### What you will do
Each entry should be quoted word for word, including every mark of punctuation.

### Information given
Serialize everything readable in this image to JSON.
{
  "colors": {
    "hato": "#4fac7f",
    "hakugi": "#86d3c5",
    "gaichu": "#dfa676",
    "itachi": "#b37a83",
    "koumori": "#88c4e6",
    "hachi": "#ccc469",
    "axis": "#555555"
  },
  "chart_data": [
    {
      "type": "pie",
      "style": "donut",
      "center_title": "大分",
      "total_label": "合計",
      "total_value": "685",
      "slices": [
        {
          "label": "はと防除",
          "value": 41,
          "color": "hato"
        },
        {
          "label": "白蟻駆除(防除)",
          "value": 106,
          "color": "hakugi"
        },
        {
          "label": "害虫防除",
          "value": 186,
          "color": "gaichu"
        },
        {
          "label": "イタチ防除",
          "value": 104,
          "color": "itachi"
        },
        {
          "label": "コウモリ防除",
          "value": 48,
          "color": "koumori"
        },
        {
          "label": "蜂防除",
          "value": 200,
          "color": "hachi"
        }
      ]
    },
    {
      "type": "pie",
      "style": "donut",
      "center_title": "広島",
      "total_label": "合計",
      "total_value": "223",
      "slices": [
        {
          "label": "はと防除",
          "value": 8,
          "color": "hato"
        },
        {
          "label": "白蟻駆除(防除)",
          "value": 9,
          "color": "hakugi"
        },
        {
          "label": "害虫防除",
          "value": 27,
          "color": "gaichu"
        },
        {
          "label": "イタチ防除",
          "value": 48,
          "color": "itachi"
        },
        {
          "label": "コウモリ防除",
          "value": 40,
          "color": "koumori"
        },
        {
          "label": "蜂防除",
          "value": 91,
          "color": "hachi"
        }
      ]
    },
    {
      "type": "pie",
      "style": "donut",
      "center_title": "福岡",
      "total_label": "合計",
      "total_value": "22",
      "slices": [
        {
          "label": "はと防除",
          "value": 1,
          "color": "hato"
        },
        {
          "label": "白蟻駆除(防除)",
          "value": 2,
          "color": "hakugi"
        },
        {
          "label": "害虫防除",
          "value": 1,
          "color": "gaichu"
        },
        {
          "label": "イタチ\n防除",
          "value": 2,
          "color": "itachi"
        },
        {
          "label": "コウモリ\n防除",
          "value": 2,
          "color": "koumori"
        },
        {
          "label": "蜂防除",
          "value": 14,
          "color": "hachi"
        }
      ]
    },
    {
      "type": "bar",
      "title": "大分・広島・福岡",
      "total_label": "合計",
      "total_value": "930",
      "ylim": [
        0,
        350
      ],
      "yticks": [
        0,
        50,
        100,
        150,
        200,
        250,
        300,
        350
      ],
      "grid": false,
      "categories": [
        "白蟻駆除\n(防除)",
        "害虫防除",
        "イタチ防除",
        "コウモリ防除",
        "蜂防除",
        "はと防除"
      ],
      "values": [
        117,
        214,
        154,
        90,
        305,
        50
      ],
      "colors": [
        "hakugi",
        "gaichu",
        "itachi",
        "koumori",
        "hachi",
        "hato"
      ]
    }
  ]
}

### Exercise answer
Serialize everything readable in this image to JSON.
{
  "colors": {
    "hato": "#4fac7f",
    "hakugi": "#86d3c5",
    "gaichu": "#dfa676",
    "itachi": "#b37a83",
    "koumori": "#88c4e6",
    "hachi": "#ccc469",
    "axis": "#555555"
  },
  "chart_data": [
    {
      "type": "pie",
      "style": "donut",
      "center_title": "大分",
      "total_label": "合計",
      "total_value": "685",
      "slices": [
        {
          "label": "はと防除",
          "value": 41,
          "color": "hato"
        },
        {
          "label": "白蟻駆除(防除)",
          "value": 106,
          "color": "hakugi"
        },
        {
          "label": "害虫防除",
          "value": 186,
          "color": "gaichu"
        },
        {
          "label": "イタチ防除",
          "value": 104,
          "color": "itachi"
        },
        {
          "label": "コウモリ防除",
          "value": 48,
          "color": "koumori"
        },
        {
          "label": "蜂防除",
          "value": 200,
          "color": "hachi"
        }
      ]
    },
    {
      "type": "pie",
      "style": "donut",
      "center_title": "広島",
      "total_label": "合計",
      "total_value": "223",
      "slices": [
        {
          "label": "はと防除",
          "value": 8,
          "color": "hato"
        },
        {
          "label": "白蟻駆除(防除)",
          "value": 9,
          "color": "hakugi"
        },
        {
          "label": "害虫防除",
          "value": 27,
          "color": "gaichu"
        },
        {
          "label": "イタチ防除",
          "value": 48,
          "color": "itachi"
        },
        {
          "label": "コウモリ防除",
          "value": 40,
          "color": "koumori"
        },
        {
          "label": "蜂防除",
          "value": 91,
          "color": "hachi"
        }
      ]
    },
    {
      "type": "pie",
      "style": "donut",
      "center_title": "福岡",
      "total_label": "合計",
      "total_value": "22",
      "slices": [
        {
          "label": "はと防除",
          "value": 1,
          "color": "hato"
        },
        {
          "label": "白蟻駆除(防除)",
          "value": 2,
          "color": "hakugi"
        },
        {
          "label": "害虫防除",
          "value": 1,
          "color": "gaichu"
        },
        {
          "label": "イタチ\n防除",
          "value": 2,
          "color": "itachi"
        },
        {
          "label": "コウモリ\n防除",
          "value": 2,
          "color": "koumori"
        },
        {
          "label": "蜂防除",
          "value": 14,
          "color": "hachi"
        }
      ]
    },
    {
      "type": "bar",
      "title": "大分・広島・福岡",
      "total_label": "合計",
      "total_value": "930",
      "ylim": [
        0,
        350
      ],
      "yticks": [
        0,
        50,
        100,
        150,
        200,
        250,
        300,
        350
      ],
      "grid": false,
      "categories": [
        "白蟻駆除\n(防除)",
        "害虫防除",
        "イタチ防除",
        "コウモリ防除",
        "蜂防除",
        "はと防除"
      ],
      "values": [
        117,
        214,
        154,
        90,
        305,
        50
      ],
      "colors": [
        "hakugi",
        "gaichu",
        "itachi",
        "koumori",
        "hachi",
        "hato"
      ]
    }
  ]
}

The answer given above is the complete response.